> **Stated exercise**
Transcribe the material word for word, but without the images.

> **Rows**
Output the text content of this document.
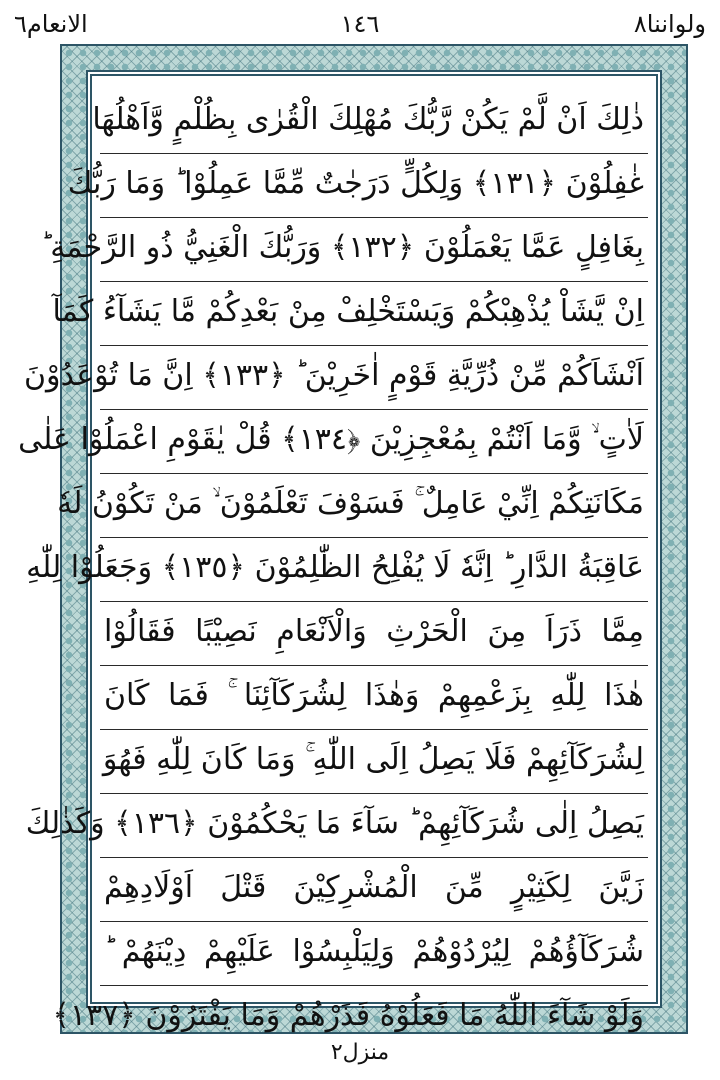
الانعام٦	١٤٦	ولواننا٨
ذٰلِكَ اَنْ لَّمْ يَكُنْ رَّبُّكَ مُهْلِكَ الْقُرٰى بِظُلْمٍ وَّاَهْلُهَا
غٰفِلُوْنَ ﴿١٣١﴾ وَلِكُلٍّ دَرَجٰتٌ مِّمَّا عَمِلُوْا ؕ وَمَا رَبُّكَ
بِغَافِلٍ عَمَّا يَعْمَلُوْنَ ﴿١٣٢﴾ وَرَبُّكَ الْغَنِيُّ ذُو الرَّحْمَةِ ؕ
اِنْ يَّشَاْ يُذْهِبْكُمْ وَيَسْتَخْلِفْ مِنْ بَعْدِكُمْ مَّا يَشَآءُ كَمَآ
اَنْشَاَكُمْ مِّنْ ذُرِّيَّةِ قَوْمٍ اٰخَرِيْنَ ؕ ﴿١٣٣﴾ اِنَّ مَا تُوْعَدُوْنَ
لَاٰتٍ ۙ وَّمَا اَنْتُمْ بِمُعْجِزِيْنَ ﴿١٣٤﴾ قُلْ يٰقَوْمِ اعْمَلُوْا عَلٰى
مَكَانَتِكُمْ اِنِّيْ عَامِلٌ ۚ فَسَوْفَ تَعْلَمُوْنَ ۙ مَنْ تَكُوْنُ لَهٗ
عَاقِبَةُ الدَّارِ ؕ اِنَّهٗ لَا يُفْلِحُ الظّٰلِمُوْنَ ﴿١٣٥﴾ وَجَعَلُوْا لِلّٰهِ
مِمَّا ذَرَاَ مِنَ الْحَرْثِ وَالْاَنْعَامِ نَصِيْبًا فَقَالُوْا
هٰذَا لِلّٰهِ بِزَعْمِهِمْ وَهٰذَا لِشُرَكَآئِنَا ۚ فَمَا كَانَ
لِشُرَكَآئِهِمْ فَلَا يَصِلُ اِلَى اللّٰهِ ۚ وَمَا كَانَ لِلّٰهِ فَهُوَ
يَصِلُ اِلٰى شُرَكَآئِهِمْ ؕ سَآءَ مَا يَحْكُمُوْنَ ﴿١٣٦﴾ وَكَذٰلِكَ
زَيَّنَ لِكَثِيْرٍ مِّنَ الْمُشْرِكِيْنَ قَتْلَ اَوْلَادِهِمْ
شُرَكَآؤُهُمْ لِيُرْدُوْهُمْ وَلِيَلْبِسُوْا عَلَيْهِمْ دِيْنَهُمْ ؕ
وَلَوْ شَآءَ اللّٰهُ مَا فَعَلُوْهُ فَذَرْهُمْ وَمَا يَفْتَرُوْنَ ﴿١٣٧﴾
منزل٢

> **Full answer**
Output the text content of this document.
الانعام٦	١٤٦	ولواننا٨
ذٰلِكَ اَنْ لَّمْ يَكُنْ رَّبُّكَ مُهْلِكَ الْقُرٰى بِظُلْمٍ وَّاَهْلُهَا
غٰفِلُوْنَ ﴿١٣١﴾ وَلِكُلٍّ دَرَجٰتٌ مِّمَّا عَمِلُوْا ؕ وَمَا رَبُّكَ
بِغَافِلٍ عَمَّا يَعْمَلُوْنَ ﴿١٣٢﴾ وَرَبُّكَ الْغَنِيُّ ذُو الرَّحْمَةِ ؕ
اِنْ يَّشَاْ يُذْهِبْكُمْ وَيَسْتَخْلِفْ مِنْ بَعْدِكُمْ مَّا يَشَآءُ كَمَآ
اَنْشَاَكُمْ مِّنْ ذُرِّيَّةِ قَوْمٍ اٰخَرِيْنَ ؕ ﴿١٣٣﴾ اِنَّ مَا تُوْعَدُوْنَ
لَاٰتٍ ۙ وَّمَا اَنْتُمْ بِمُعْجِزِيْنَ ﴿١٣٤﴾ قُلْ يٰقَوْمِ اعْمَلُوْا عَلٰى
مَكَانَتِكُمْ اِنِّيْ عَامِلٌ ۚ فَسَوْفَ تَعْلَمُوْنَ ۙ مَنْ تَكُوْنُ لَهٗ
عَاقِبَةُ الدَّارِ ؕ اِنَّهٗ لَا يُفْلِحُ الظّٰلِمُوْنَ ﴿١٣٥﴾ وَجَعَلُوْا لِلّٰهِ
مِمَّا ذَرَاَ مِنَ الْحَرْثِ وَالْاَنْعَامِ نَصِيْبًا فَقَالُوْا
هٰذَا لِلّٰهِ بِزَعْمِهِمْ وَهٰذَا لِشُرَكَآئِنَا ۚ فَمَا كَانَ
لِشُرَكَآئِهِمْ فَلَا يَصِلُ اِلَى اللّٰهِ ۚ وَمَا كَانَ لِلّٰهِ فَهُوَ
يَصِلُ اِلٰى شُرَكَآئِهِمْ ؕ سَآءَ مَا يَحْكُمُوْنَ ﴿١٣٦﴾ وَكَذٰلِكَ
زَيَّنَ لِكَثِيْرٍ مِّنَ الْمُشْرِكِيْنَ قَتْلَ اَوْلَادِهِمْ
شُرَكَآؤُهُمْ لِيُرْدُوْهُمْ وَلِيَلْبِسُوْا عَلَيْهِمْ دِيْنَهُمْ ؕ
وَلَوْ شَآءَ اللّٰهُ مَا فَعَلُوْهُ فَذَرْهُمْ وَمَا يَفْتَرُوْنَ ﴿١٣٧﴾
منزل٢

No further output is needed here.